**THE EXERCISE**
In the listing that follows, count each line where the word "závierky" appears; write nothing but the count.

**DATA ENTRIES**
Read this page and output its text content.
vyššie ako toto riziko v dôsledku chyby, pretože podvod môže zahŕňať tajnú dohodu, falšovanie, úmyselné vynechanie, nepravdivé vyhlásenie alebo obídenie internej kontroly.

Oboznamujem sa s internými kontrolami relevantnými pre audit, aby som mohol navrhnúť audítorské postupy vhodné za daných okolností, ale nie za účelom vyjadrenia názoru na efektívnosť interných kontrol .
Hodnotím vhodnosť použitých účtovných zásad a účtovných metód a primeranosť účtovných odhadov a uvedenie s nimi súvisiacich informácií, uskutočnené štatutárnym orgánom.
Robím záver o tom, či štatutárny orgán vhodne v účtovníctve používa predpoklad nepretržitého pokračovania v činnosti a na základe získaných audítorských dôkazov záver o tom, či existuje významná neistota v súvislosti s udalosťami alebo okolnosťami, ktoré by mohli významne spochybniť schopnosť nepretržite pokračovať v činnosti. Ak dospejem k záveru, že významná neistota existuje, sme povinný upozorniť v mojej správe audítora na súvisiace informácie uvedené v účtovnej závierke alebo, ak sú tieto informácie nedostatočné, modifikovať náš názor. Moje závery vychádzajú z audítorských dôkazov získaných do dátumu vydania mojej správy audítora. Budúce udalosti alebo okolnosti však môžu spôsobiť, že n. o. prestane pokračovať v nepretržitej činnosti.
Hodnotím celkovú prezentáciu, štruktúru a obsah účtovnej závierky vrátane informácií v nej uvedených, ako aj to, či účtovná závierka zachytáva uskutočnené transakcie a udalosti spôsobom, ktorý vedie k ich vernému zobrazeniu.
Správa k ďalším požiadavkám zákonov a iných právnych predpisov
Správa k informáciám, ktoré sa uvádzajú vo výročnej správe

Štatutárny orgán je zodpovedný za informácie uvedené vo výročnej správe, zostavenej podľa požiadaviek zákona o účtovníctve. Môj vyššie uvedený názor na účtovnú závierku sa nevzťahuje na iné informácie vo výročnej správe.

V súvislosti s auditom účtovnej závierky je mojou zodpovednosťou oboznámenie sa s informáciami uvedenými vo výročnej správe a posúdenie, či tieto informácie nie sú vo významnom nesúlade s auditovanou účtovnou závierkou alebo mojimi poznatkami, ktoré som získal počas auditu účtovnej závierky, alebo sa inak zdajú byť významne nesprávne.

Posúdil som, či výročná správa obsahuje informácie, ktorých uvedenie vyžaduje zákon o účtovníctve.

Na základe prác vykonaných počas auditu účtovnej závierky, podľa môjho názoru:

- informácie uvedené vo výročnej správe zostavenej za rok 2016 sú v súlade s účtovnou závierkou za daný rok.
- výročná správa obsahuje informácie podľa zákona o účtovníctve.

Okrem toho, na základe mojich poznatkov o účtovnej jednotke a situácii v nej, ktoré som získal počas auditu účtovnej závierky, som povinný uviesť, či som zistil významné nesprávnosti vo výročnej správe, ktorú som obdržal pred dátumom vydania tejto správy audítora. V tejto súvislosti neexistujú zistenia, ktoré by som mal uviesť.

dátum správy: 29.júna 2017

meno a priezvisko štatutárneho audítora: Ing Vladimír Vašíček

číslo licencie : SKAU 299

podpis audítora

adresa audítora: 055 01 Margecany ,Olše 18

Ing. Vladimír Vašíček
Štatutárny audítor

* * *

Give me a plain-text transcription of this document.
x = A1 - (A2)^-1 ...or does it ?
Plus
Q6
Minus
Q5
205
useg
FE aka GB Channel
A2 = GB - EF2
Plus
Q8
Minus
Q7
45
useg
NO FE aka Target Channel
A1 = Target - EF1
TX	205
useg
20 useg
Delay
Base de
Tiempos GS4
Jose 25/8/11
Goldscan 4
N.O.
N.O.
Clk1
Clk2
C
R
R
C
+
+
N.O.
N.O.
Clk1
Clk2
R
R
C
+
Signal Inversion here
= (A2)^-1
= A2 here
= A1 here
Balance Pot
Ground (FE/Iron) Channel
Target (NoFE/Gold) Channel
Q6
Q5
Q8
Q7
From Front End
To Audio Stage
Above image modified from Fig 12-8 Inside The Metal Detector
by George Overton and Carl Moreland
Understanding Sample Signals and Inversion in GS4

**OUTPUT OF THE EXERCISE**
4